-- begin THE RECORDS --

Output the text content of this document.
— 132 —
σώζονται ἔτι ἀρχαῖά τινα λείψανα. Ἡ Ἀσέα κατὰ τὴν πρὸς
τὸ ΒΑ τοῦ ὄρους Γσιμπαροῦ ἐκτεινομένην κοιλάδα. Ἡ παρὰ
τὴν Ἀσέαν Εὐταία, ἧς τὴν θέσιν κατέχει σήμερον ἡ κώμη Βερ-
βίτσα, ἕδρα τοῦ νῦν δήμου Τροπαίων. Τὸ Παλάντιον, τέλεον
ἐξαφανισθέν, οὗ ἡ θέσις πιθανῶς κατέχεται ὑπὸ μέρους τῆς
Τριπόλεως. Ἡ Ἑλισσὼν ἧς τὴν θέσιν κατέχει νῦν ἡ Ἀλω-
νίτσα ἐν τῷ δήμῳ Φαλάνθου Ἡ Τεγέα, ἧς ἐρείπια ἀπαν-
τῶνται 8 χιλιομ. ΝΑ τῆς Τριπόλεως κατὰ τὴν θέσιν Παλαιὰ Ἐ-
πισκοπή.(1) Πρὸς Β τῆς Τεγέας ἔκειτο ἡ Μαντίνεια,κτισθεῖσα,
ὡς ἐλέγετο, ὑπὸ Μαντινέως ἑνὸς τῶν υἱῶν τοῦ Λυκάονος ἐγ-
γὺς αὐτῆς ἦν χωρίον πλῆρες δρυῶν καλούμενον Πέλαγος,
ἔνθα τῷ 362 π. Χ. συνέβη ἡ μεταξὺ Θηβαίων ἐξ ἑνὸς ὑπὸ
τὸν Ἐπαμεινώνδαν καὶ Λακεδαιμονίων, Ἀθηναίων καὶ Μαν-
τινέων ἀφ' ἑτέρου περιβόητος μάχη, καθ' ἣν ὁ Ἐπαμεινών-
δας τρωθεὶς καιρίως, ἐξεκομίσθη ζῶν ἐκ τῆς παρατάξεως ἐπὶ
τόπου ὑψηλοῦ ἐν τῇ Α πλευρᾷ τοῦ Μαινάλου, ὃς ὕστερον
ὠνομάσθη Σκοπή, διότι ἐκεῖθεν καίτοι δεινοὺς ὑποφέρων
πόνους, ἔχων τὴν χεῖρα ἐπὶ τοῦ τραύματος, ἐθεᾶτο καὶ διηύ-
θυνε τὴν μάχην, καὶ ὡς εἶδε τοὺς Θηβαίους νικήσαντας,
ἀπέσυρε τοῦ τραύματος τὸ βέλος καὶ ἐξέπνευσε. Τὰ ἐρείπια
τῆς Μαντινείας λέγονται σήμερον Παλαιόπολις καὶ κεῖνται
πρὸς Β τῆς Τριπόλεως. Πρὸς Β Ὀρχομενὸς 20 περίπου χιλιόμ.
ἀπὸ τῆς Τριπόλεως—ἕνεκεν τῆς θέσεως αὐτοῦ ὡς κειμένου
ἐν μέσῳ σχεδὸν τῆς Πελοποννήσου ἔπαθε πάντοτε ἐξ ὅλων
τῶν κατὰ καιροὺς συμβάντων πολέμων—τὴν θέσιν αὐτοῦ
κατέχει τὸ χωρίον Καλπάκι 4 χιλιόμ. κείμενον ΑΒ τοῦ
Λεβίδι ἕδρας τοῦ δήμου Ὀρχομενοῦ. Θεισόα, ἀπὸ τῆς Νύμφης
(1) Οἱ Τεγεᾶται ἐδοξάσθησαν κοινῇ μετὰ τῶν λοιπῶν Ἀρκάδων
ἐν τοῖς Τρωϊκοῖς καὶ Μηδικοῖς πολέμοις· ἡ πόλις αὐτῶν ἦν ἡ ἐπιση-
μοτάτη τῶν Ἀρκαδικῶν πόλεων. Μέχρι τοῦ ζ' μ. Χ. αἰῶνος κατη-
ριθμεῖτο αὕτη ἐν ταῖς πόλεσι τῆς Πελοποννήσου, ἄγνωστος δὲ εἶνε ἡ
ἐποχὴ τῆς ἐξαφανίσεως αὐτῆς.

-- end THE RECORDS --

PROBLEM TO WORK ON
Retype all of the material above with every character intact.

COMPLETE OUTPUT
Output the text content of this document.
— 132 —
σώζονται ἔτι ἀρχαῖά τινα λείψανα. Ἡ Ἀσέα κατὰ τὴν πρὸς
τὸ ΒΑ τοῦ ὄρους Γσιμπαροῦ ἐκτεινομένην κοιλάδα. Ἡ παρὰ
τὴν Ἀσέαν Εὐταία, ἧς τὴν θέσιν κατέχει σήμερον ἡ κώμη Βερ-
βίτσα, ἕδρα τοῦ νῦν δήμου Τροπαίων. Τὸ Παλάντιον, τέλεον
ἐξαφανισθέν, οὗ ἡ θέσις πιθανῶς κατέχεται ὑπὸ μέρους τῆς
Τριπόλεως. Ἡ Ἑλισσὼν ἧς τὴν θέσιν κατέχει νῦν ἡ Ἀλω-
νίτσα ἐν τῷ δήμῳ Φαλάνθου Ἡ Τεγέα, ἧς ἐρείπια ἀπαν-
τῶνται 8 χιλιομ. ΝΑ τῆς Τριπόλεως κατὰ τὴν θέσιν Παλαιὰ Ἐ-
πισκοπή.(1) Πρὸς Β τῆς Τεγέας ἔκειτο ἡ Μαντίνεια,κτισθεῖσα,
ὡς ἐλέγετο, ὑπὸ Μαντινέως ἑνὸς τῶν υἱῶν τοῦ Λυκάονος ἐγ-
γὺς αὐτῆς ἦν χωρίον πλῆρες δρυῶν καλούμενον Πέλαγος,
ἔνθα τῷ 362 π. Χ. συνέβη ἡ μεταξὺ Θηβαίων ἐξ ἑνὸς ὑπὸ
τὸν Ἐπαμεινώνδαν καὶ Λακεδαιμονίων, Ἀθηναίων καὶ Μαν-
τινέων ἀφ' ἑτέρου περιβόητος μάχη, καθ' ἣν ὁ Ἐπαμεινών-
δας τρωθεὶς καιρίως, ἐξεκομίσθη ζῶν ἐκ τῆς παρατάξεως ἐπὶ
τόπου ὑψηλοῦ ἐν τῇ Α πλευρᾷ τοῦ Μαινάλου, ὃς ὕστερον
ὠνομάσθη Σκοπή, διότι ἐκεῖθεν καίτοι δεινοὺς ὑποφέρων
πόνους, ἔχων τὴν χεῖρα ἐπὶ τοῦ τραύματος, ἐθεᾶτο καὶ διηύ-
θυνε τὴν μάχην, καὶ ὡς εἶδε τοὺς Θηβαίους νικήσαντας,
ἀπέσυρε τοῦ τραύματος τὸ βέλος καὶ ἐξέπνευσε. Τὰ ἐρείπια
τῆς Μαντινείας λέγονται σήμερον Παλαιόπολις καὶ κεῖνται
πρὸς Β τῆς Τριπόλεως. Πρὸς Β Ὀρχομενὸς 20 περίπου χιλιόμ.
ἀπὸ τῆς Τριπόλεως—ἕνεκεν τῆς θέσεως αὐτοῦ ὡς κειμένου
ἐν μέσῳ σχεδὸν τῆς Πελοποννήσου ἔπαθε πάντοτε ἐξ ὅλων
τῶν κατὰ καιροὺς συμβάντων πολέμων—τὴν θέσιν αὐτοῦ
κατέχει τὸ χωρίον Καλπάκι 4 χιλιόμ. κείμενον ΑΒ τοῦ
Λεβίδι ἕδρας τοῦ δήμου Ὀρχομενοῦ. Θεισόα, ἀπὸ τῆς Νύμφης
(1) Οἱ Τεγεᾶται ἐδοξάσθησαν κοινῇ μετὰ τῶν λοιπῶν Ἀρκάδων
ἐν τοῖς Τρωϊκοῖς καὶ Μηδικοῖς πολέμοις· ἡ πόλις αὐτῶν ἦν ἡ ἐπιση-
μοτάτη τῶν Ἀρκαδικῶν πόλεων. Μέχρι τοῦ ζ' μ. Χ. αἰῶνος κατη-
ριθμεῖτο αὕτη ἐν ταῖς πόλεσι τῆς Πελοποννήσου, ἄγνωστος δὲ εἶνε ἡ
ἐποχὴ τῆς ἐξαφανίσεως αὐτῆς.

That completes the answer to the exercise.